PROBLEM TO SOLVE:
Return each line of the data below verbatim; pictures are to be left out.

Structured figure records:
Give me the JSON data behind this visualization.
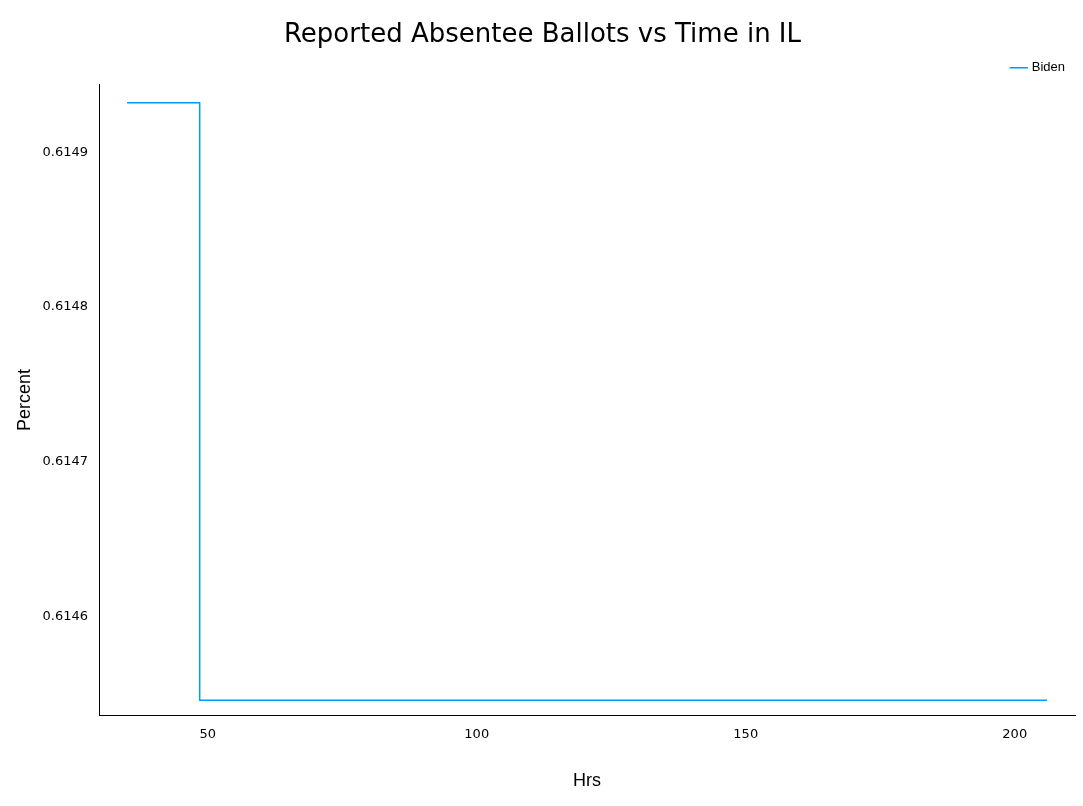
{
  "chart_data": {
    "type": "step",
    "title": "Reported Absentee Ballots vs Time in IL",
    "xlabel": "Hrs",
    "ylabel": "Percent",
    "x": [
      35,
      48.5,
      206
    ],
    "series": [
      {
        "name": "Biden",
        "color": "#009afa",
        "values": [
          0.614932,
          0.614546,
          0.614546
        ]
      }
    ],
    "xlim": [
      29.8,
      211.2
    ],
    "xticks": [
      50,
      100,
      150,
      200
    ],
    "ylim": [
      0.614536,
      0.614944
    ],
    "yticks": [
      0.6146,
      0.6147,
      0.6148,
      0.6149
    ],
    "grid": false,
    "legend": "top right",
    "line_style": "solid",
    "marker": "none"
  }
}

WRITTEN ANSWER:
Give me the JSON data behind this visualization.
{
  "chart_data": {
    "type": "step",
    "title": "Reported Absentee Ballots vs Time in IL",
    "xlabel": "Hrs",
    "ylabel": "Percent",
    "x": [
      35,
      48.5,
      206
    ],
    "series": [
      {
        "name": "Biden",
        "color": "#009afa",
        "values": [
          0.614932,
          0.614546,
          0.614546
        ]
      }
    ],
    "xlim": [
      29.8,
      211.2
    ],
    "xticks": [
      50,
      100,
      150,
      200
    ],
    "ylim": [
      0.614536,
      0.614944
    ],
    "yticks": [
      0.6146,
      0.6147,
      0.6148,
      0.6149
    ],
    "grid": false,
    "legend": "top right",
    "line_style": "solid",
    "marker": "none"
  }
}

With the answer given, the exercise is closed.